Work to do:
Copy every line of the listing exactly.

Provided data:
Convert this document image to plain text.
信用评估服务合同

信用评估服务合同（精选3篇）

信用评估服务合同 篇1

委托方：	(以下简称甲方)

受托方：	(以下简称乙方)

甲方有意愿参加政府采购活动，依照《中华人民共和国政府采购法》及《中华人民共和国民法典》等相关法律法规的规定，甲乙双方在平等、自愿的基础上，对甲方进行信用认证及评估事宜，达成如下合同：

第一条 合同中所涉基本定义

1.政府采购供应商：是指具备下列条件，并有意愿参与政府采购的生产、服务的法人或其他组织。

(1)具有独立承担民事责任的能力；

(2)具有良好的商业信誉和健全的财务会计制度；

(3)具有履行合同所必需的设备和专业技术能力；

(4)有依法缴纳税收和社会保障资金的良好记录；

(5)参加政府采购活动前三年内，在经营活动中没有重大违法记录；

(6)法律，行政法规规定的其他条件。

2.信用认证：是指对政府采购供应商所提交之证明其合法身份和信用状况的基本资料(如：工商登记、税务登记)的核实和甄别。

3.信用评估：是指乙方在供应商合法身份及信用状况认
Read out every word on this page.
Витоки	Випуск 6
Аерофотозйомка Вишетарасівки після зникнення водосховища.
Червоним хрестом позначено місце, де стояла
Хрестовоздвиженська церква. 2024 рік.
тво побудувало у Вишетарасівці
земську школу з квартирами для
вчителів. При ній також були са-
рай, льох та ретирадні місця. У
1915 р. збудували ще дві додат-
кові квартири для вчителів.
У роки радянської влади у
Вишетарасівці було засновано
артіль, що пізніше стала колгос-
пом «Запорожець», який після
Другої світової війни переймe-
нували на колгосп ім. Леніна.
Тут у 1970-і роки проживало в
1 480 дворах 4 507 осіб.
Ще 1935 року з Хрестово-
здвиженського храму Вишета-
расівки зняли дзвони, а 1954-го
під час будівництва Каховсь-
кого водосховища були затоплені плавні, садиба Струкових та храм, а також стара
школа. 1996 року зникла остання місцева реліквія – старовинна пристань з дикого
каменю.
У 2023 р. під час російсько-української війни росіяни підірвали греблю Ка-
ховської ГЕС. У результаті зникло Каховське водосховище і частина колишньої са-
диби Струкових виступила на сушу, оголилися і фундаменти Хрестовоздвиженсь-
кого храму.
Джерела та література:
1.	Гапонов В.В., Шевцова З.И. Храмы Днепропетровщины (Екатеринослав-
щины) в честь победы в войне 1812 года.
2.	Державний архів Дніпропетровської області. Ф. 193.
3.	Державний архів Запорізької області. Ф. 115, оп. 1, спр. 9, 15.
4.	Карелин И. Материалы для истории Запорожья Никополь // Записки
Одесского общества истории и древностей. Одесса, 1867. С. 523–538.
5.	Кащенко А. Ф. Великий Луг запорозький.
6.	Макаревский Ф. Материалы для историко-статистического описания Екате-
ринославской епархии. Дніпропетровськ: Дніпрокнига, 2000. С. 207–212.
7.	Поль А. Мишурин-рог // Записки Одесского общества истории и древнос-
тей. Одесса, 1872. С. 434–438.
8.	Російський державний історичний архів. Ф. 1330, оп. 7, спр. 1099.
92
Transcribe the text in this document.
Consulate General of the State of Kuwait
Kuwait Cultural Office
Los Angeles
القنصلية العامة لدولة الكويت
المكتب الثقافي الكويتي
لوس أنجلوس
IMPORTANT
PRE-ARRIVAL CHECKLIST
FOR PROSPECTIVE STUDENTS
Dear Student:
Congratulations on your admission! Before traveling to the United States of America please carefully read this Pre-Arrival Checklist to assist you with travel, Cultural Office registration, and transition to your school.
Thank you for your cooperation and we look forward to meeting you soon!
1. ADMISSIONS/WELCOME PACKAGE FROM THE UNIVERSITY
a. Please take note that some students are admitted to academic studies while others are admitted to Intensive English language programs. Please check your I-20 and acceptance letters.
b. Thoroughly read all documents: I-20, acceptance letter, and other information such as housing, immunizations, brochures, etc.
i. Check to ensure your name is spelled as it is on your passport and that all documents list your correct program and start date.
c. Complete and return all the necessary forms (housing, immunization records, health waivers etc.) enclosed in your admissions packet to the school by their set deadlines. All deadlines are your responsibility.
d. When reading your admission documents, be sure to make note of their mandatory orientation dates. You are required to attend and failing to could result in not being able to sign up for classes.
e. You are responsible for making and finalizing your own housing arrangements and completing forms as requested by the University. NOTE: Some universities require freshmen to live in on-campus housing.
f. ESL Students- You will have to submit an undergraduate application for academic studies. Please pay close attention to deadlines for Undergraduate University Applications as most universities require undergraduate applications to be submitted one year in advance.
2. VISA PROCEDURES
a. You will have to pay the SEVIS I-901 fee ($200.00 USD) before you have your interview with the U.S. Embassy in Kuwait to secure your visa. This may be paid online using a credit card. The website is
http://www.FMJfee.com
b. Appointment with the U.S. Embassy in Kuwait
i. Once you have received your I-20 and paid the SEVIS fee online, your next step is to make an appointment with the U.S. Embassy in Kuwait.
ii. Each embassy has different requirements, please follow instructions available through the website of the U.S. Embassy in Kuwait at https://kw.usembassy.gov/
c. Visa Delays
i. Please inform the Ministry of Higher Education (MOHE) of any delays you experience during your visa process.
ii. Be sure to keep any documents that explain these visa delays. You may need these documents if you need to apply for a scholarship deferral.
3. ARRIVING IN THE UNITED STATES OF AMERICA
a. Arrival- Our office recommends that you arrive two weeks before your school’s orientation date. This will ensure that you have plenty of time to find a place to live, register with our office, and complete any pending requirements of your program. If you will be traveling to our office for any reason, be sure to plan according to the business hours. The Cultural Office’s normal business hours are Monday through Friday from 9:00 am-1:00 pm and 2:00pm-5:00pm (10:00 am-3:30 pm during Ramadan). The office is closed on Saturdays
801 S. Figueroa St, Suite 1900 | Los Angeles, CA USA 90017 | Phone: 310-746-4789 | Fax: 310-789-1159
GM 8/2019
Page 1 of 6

Full answer:
Convert this document image to plain text.
信用评估服务合同

信用评估服务合同（精选3篇）

信用评估服务合同 篇1

委托方：	(以下简称甲方)

受托方：	(以下简称乙方)

甲方有意愿参加政府采购活动，依照《中华人民共和国政府采购法》及《中华人民共和国民法典》等相关法律法规的规定，甲乙双方在平等、自愿的基础上，对甲方进行信用认证及评估事宜，达成如下合同：

第一条 合同中所涉基本定义

1.政府采购供应商：是指具备下列条件，并有意愿参与政府采购的生产、服务的法人或其他组织。

(1)具有独立承担民事责任的能力；

(2)具有良好的商业信誉和健全的财务会计制度；

(3)具有履行合同所必需的设备和专业技术能力；

(4)有依法缴纳税收和社会保障资金的良好记录；

(5)参加政府采购活动前三年内，在经营活动中没有重大违法记录；

(6)法律，行政法规规定的其他条件。

2.信用认证：是指对政府采购供应商所提交之证明其合法身份和信用状况的基本资料(如：工商登记、税务登记)的核实和甄别。

3.信用评估：是指乙方在供应商合法身份及信用状况认
Read out every word on this page.
Витоки	Випуск 6
Аерофотозйомка Вишетарасівки після зникнення водосховища.
Червоним хрестом позначено місце, де стояла
Хрестовоздвиженська церква. 2024 рік.
тво побудувало у Вишетарасівці
земську школу з квартирами для
вчителів. При ній також були са-
рай, льох та ретирадні місця. У
1915 р. збудували ще дві додат-
кові квартири для вчителів.
У роки радянської влади у
Вишетарасівці було засновано
артіль, що пізніше стала колгос-
пом «Запорожець», який після
Другої світової війни переймe-
нували на колгосп ім. Леніна.
Тут у 1970-і роки проживало в
1 480 дворах 4 507 осіб.
Ще 1935 року з Хрестово-
здвиженського храму Вишета-
расівки зняли дзвони, а 1954-го
під час будівництва Каховсь-
кого водосховища були затоплені плавні, садиба Струкових та храм, а також стара
школа. 1996 року зникла остання місцева реліквія – старовинна пристань з дикого
каменю.
У 2023 р. під час російсько-української війни росіяни підірвали греблю Ка-
ховської ГЕС. У результаті зникло Каховське водосховище і частина колишньої са-
диби Струкових виступила на сушу, оголилися і фундаменти Хрестовоздвиженсь-
кого храму.
Джерела та література:
1.	Гапонов В.В., Шевцова З.И. Храмы Днепропетровщины (Екатеринослав-
щины) в честь победы в войне 1812 года.
2.	Державний архів Дніпропетровської області. Ф. 193.
3.	Державний архів Запорізької області. Ф. 115, оп. 1, спр. 9, 15.
4.	Карелин И. Материалы для истории Запорожья Никополь // Записки
Одесского общества истории и древностей. Одесса, 1867. С. 523–538.
5.	Кащенко А. Ф. Великий Луг запорозький.
6.	Макаревский Ф. Материалы для историко-статистического описания Екате-
ринославской епархии. Дніпропетровськ: Дніпрокнига, 2000. С. 207–212.
7.	Поль А. Мишурин-рог // Записки Одесского общества истории и древнос-
тей. Одесса, 1872. С. 434–438.
8.	Російський державний історичний архів. Ф. 1330, оп. 7, спр. 1099.
92
Transcribe the text in this document.
Consulate General of the State of Kuwait
Kuwait Cultural Office
Los Angeles
القنصلية العامة لدولة الكويت
المكتب الثقافي الكويتي
لوس أنجلوس
IMPORTANT
PRE-ARRIVAL CHECKLIST
FOR PROSPECTIVE STUDENTS
Dear Student:
Congratulations on your admission! Before traveling to the United States of America please carefully read this Pre-Arrival Checklist to assist you with travel, Cultural Office registration, and transition to your school.
Thank you for your cooperation and we look forward to meeting you soon!
1. ADMISSIONS/WELCOME PACKAGE FROM THE UNIVERSITY
a. Please take note that some students are admitted to academic studies while others are admitted to Intensive English language programs. Please check your I-20 and acceptance letters.
b. Thoroughly read all documents: I-20, acceptance letter, and other information such as housing, immunizations, brochures, etc.
i. Check to ensure your name is spelled as it is on your passport and that all documents list your correct program and start date.
c. Complete and return all the necessary forms (housing, immunization records, health waivers etc.) enclosed in your admissions packet to the school by their set deadlines. All deadlines are your responsibility.
d. When reading your admission documents, be sure to make note of their mandatory orientation dates. You are required to attend and failing to could result in not being able to sign up for classes.
e. You are responsible for making and finalizing your own housing arrangements and completing forms as requested by the University. NOTE: Some universities require freshmen to live in on-campus housing.
f. ESL Students- You will have to submit an undergraduate application for academic studies. Please pay close attention to deadlines for Undergraduate University Applications as most universities require undergraduate applications to be submitted one year in advance.
2. VISA PROCEDURES
a. You will have to pay the SEVIS I-901 fee ($200.00 USD) before you have your interview with the U.S. Embassy in Kuwait to secure your visa. This may be paid online using a credit card. The website is
http://www.FMJfee.com
b. Appointment with the U.S. Embassy in Kuwait
i. Once you have received your I-20 and paid the SEVIS fee online, your next step is to make an appointment with the U.S. Embassy in Kuwait.
ii. Each embassy has different requirements, please follow instructions available through the website of the U.S. Embassy in Kuwait at https://kw.usembassy.gov/
c. Visa Delays
i. Please inform the Ministry of Higher Education (MOHE) of any delays you experience during your visa process.
ii. Be sure to keep any documents that explain these visa delays. You may need these documents if you need to apply for a scholarship deferral.
3. ARRIVING IN THE UNITED STATES OF AMERICA
a. Arrival- Our office recommends that you arrive two weeks before your school’s orientation date. This will ensure that you have plenty of time to find a place to live, register with our office, and complete any pending requirements of your program. If you will be traveling to our office for any reason, be sure to plan according to the business hours. The Cultural Office’s normal business hours are Monday through Friday from 9:00 am-1:00 pm and 2:00pm-5:00pm (10:00 am-3:30 pm during Ramadan). The office is closed on Saturdays
801 S. Figueroa St, Suite 1900 | Los Angeles, CA USA 90017 | Phone: 310-746-4789 | Fax: 310-789-1159
GM 8/2019
Page 1 of 6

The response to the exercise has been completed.